Set exercise » What is the number of lines containing "screenshot"? Give only that number.

* start *

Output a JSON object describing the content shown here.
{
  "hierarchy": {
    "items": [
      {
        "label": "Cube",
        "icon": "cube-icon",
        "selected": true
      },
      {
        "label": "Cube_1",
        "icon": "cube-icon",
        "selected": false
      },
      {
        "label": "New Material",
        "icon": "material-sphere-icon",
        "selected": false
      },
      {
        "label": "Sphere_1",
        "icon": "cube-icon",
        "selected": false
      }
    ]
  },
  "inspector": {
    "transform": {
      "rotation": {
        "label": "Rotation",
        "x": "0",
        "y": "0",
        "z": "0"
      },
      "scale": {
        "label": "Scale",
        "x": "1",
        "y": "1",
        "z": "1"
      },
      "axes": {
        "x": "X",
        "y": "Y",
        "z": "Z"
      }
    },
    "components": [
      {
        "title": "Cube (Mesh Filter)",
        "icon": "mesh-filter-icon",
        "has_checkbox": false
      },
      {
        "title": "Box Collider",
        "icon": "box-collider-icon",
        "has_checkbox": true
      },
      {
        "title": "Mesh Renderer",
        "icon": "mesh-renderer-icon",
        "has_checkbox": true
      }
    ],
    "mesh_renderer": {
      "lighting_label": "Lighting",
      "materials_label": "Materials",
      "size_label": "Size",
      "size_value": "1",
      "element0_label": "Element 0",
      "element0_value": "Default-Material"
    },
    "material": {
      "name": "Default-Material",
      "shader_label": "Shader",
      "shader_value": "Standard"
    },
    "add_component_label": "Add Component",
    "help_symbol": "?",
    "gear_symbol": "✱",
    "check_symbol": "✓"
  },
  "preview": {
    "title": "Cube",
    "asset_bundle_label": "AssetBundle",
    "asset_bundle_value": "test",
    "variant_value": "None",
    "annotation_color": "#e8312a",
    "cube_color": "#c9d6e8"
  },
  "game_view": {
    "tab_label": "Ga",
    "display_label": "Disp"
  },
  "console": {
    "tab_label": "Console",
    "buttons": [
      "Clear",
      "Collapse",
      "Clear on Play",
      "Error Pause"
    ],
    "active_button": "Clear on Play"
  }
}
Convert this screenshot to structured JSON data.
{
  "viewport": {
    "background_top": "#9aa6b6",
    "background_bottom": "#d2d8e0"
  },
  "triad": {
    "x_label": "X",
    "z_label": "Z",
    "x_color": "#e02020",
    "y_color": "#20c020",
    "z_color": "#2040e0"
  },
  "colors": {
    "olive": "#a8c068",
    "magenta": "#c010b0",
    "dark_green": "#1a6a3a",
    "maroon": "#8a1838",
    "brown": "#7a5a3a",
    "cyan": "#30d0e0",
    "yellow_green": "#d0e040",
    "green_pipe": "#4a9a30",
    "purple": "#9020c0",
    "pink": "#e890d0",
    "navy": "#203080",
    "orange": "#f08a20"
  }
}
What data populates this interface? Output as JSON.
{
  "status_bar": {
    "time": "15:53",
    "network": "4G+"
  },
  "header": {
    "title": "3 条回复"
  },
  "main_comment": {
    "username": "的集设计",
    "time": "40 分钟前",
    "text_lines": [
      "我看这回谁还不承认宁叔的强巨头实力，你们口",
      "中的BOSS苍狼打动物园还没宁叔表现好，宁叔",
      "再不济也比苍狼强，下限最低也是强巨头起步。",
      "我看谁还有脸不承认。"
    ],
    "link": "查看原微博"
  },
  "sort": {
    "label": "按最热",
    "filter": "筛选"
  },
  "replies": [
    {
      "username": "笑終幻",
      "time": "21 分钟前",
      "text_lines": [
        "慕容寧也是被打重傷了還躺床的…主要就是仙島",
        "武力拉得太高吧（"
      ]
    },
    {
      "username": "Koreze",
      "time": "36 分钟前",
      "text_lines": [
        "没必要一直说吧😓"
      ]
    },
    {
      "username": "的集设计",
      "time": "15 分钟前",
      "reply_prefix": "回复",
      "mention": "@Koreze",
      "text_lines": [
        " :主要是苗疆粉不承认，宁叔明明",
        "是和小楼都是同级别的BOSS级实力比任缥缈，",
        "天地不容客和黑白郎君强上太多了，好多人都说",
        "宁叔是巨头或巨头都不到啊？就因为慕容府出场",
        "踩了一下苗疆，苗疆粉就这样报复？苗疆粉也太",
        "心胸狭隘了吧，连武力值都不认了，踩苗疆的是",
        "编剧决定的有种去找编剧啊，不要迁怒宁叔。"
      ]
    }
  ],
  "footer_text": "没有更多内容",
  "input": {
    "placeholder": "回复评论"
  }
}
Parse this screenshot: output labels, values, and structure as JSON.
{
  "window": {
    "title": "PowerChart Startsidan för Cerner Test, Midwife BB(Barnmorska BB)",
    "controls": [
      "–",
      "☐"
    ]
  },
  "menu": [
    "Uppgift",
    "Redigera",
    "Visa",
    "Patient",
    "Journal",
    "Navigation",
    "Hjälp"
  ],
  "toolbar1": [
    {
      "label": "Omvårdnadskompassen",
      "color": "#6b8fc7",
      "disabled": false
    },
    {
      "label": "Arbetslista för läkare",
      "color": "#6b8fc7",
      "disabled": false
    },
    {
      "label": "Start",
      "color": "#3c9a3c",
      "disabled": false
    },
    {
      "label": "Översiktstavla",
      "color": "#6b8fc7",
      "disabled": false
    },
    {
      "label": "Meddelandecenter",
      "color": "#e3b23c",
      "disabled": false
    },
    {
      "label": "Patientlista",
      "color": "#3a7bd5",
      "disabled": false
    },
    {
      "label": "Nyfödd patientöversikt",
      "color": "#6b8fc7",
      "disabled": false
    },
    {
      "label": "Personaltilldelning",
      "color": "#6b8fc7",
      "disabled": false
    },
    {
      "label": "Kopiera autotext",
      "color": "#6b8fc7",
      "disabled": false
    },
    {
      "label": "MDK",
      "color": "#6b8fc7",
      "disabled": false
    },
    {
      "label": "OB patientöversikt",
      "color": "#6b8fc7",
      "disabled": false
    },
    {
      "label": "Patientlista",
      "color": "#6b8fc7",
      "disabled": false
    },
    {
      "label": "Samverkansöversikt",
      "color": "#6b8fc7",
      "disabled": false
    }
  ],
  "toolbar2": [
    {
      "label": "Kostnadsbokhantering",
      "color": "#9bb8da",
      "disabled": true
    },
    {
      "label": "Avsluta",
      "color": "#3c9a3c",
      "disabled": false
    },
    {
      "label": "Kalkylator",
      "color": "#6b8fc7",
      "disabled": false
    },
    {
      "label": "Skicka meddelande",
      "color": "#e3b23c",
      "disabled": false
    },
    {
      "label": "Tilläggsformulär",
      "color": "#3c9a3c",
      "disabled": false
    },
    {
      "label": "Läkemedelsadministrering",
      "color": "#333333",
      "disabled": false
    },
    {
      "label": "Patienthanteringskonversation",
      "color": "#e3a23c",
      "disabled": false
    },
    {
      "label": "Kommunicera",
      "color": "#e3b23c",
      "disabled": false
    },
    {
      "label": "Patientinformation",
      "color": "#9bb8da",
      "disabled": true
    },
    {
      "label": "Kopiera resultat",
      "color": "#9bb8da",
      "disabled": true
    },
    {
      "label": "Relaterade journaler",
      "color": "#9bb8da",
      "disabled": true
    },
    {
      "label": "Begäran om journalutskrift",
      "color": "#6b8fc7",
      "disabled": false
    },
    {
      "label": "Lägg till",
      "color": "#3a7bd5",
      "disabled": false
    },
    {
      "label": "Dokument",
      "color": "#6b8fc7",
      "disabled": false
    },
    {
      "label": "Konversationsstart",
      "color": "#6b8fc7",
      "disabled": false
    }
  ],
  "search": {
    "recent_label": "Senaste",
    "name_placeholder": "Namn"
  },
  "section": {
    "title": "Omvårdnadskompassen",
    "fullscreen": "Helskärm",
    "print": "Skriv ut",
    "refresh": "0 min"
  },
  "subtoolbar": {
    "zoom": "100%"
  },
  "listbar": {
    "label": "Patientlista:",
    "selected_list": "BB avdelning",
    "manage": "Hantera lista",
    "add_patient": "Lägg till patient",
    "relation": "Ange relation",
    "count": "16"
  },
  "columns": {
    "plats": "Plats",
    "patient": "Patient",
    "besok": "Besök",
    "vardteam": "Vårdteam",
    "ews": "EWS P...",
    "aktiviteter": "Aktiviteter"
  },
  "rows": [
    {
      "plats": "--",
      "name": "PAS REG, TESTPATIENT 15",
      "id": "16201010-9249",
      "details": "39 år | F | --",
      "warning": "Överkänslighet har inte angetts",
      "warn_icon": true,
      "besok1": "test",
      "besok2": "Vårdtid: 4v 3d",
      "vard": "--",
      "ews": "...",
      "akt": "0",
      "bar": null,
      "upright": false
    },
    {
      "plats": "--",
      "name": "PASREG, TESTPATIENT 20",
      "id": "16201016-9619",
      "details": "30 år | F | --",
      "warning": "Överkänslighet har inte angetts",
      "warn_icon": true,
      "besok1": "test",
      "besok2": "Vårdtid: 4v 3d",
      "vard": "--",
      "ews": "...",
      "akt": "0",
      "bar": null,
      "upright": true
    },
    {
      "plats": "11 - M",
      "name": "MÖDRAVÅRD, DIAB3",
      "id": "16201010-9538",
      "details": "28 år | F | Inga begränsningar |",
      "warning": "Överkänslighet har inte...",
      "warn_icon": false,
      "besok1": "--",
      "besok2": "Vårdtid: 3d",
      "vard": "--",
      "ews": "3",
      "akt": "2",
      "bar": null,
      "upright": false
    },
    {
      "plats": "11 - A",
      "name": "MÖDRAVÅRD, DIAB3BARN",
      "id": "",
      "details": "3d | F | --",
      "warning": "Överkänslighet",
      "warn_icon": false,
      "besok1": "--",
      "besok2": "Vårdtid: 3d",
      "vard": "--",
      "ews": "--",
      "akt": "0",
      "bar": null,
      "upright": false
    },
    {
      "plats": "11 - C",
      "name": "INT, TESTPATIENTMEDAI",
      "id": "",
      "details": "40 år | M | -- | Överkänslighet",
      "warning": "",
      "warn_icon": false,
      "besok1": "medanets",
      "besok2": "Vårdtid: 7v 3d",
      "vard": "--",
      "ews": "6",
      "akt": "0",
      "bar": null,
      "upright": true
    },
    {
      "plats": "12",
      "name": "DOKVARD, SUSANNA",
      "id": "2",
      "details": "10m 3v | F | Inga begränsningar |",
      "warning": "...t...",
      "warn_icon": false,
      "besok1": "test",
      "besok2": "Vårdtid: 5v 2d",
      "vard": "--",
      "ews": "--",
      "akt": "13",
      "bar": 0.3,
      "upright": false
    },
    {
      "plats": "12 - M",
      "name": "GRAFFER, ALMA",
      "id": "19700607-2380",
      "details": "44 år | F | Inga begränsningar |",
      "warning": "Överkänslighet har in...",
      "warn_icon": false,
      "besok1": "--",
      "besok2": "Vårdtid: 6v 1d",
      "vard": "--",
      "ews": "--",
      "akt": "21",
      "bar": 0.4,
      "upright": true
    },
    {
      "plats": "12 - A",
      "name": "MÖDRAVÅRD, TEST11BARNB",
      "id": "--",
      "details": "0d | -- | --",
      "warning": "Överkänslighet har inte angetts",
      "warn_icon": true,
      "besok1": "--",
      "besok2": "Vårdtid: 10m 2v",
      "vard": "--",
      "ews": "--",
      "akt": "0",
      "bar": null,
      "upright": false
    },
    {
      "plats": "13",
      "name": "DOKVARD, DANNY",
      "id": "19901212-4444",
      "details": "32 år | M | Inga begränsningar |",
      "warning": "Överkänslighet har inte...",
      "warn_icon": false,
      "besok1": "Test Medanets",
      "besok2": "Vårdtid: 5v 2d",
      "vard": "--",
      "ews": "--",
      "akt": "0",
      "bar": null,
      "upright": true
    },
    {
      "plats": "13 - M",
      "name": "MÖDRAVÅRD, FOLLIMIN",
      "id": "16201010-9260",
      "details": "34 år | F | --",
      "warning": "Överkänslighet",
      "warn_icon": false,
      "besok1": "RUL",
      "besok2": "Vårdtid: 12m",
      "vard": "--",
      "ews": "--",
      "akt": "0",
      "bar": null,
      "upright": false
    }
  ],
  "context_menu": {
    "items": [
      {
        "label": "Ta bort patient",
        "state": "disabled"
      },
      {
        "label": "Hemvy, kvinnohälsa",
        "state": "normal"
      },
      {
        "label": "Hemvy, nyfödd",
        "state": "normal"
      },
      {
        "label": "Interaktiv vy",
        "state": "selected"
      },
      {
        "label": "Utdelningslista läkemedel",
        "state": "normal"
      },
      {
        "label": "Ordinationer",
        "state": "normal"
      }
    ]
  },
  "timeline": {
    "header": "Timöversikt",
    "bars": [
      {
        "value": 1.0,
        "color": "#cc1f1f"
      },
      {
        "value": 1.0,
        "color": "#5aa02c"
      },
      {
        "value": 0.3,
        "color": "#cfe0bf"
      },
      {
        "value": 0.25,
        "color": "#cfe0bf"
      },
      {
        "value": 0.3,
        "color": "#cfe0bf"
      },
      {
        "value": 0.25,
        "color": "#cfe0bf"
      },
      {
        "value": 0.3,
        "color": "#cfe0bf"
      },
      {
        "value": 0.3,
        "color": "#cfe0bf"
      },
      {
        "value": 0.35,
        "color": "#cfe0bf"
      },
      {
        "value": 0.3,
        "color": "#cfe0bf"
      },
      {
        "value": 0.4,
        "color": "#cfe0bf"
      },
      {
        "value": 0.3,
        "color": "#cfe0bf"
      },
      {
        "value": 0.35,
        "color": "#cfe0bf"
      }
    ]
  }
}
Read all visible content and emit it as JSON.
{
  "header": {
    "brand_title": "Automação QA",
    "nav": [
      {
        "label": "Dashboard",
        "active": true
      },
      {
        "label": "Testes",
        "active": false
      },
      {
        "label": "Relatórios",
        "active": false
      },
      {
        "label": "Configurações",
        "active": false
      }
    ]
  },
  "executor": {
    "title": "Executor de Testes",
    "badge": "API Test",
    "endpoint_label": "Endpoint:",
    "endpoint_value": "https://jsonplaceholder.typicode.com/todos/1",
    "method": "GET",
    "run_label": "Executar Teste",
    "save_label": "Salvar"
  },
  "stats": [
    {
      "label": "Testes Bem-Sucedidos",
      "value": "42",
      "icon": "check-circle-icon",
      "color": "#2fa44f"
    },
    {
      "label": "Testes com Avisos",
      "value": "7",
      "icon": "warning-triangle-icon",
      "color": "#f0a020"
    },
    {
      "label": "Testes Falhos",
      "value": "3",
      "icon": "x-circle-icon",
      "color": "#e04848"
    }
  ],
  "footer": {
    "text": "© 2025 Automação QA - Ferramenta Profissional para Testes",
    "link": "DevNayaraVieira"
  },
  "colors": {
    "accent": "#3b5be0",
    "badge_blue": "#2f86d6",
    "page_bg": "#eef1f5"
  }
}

* end *

Exercise result » 2